INFORMATION GIVEN:
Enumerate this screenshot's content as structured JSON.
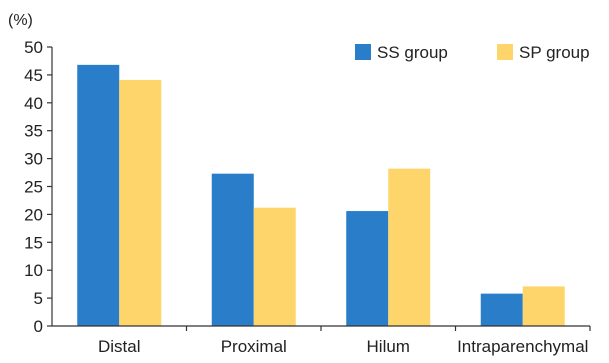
{
  "chart_data": {
    "type": "bar",
    "title": "",
    "xlabel": "",
    "ylabel": "(%)",
    "ylim": [
      0,
      50
    ],
    "yticks": [
      0,
      5,
      10,
      15,
      20,
      25,
      30,
      35,
      40,
      45,
      50
    ],
    "grid": false,
    "legend_position": "top-right",
    "categories": [
      "Distal",
      "Proximal",
      "Hilum",
      "Intraparenchymal"
    ],
    "series": [
      {
        "name": "SS group",
        "color": "#2a7dc9",
        "values": [
          46.8,
          27.3,
          20.6,
          5.8
        ]
      },
      {
        "name": "SP group",
        "color": "#fdd56a",
        "values": [
          44.1,
          21.2,
          28.2,
          7.1
        ]
      }
    ]
  }
}
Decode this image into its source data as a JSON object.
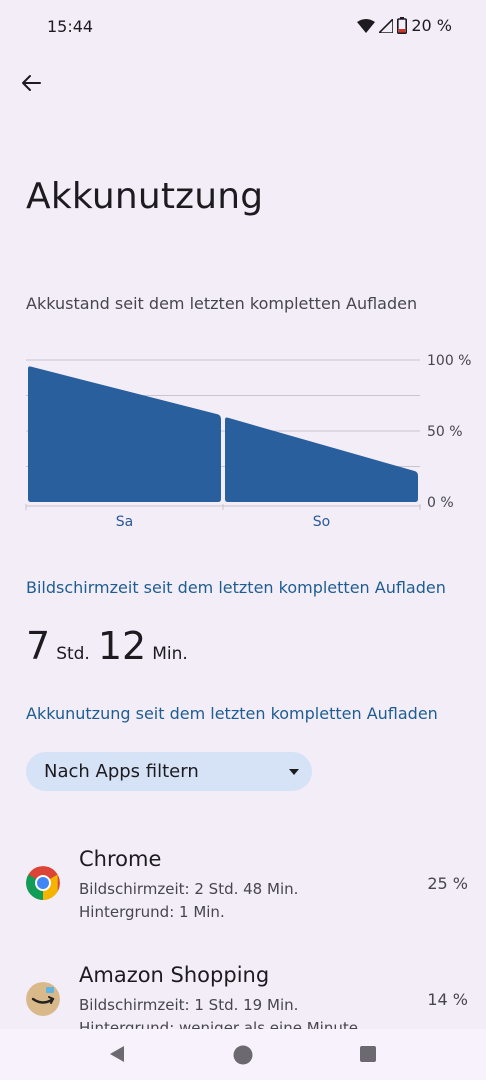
{
  "status_bar": {
    "time": "15:44",
    "battery_text": "20 %"
  },
  "header": {
    "title": "Akkunutzung"
  },
  "chart_section": {
    "subtitle": "Akkustand seit dem letzten kompletten Aufladen"
  },
  "chart_data": {
    "type": "area",
    "title": "",
    "y_tick_labels": [
      "100 %",
      "50 %",
      "0 %"
    ],
    "ylim": [
      0,
      100
    ],
    "categories": [
      "Sa",
      "So"
    ],
    "series": [
      {
        "values": [
          [
            0,
            96
          ],
          [
            1,
            61
          ]
        ]
      },
      {
        "values": [
          [
            1,
            60
          ],
          [
            2,
            21
          ]
        ]
      }
    ],
    "grid": true
  },
  "screen_time": {
    "heading": "Bildschirmzeit seit dem letzten kompletten Aufladen",
    "hours": "7",
    "hours_unit": "Std.",
    "minutes": "12",
    "minutes_unit": "Min."
  },
  "usage": {
    "heading": "Akkunutzung seit dem letzten kompletten Aufladen",
    "filter_label": "Nach Apps filtern",
    "apps": [
      {
        "name": "Chrome",
        "screen": "Bildschirmzeit: 2 Std. 48 Min.",
        "background": "Hintergrund: 1 Min.",
        "percent": "25 %",
        "icon": "chrome-icon"
      },
      {
        "name": "Amazon Shopping",
        "screen": "Bildschirmzeit: 1 Std. 19 Min.",
        "background": "Hintergrund: weniger als eine Minute",
        "percent": "14 %",
        "icon": "amazon-icon"
      }
    ]
  },
  "colors": {
    "background": "#f3edf8",
    "accent": "#1f5d91",
    "chart_fill": "#2a5f9e",
    "chip": "#d6e3f7"
  }
}
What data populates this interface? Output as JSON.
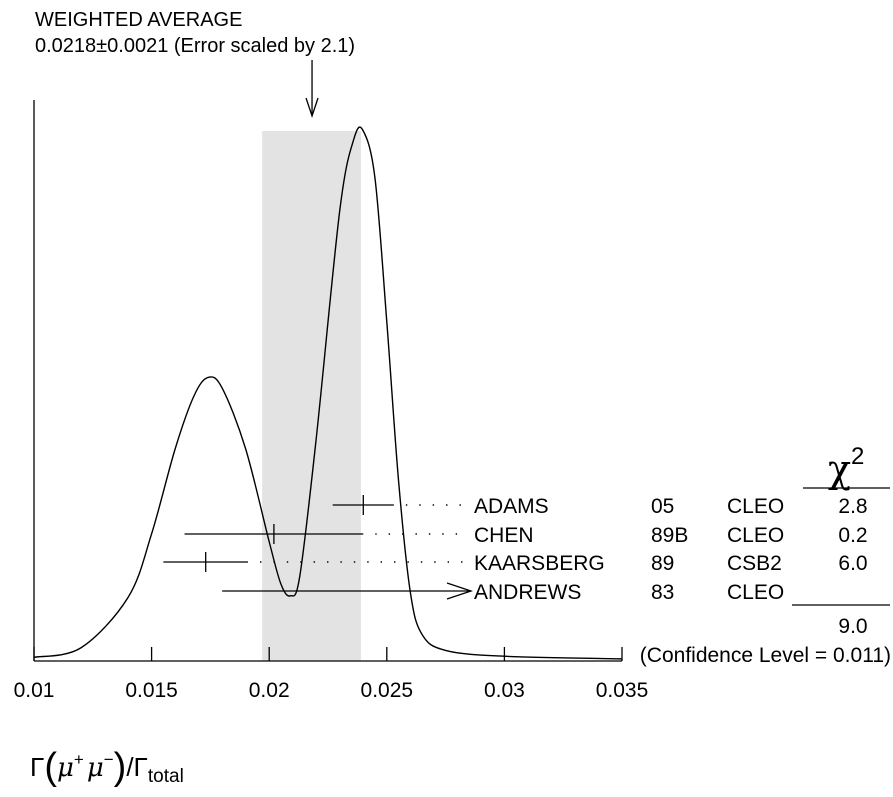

WHAT THIS TASK INVOLVES: In the records above, how many lines include "letzten"? Give that number and nothing more.

OUTPUT BELOW: 3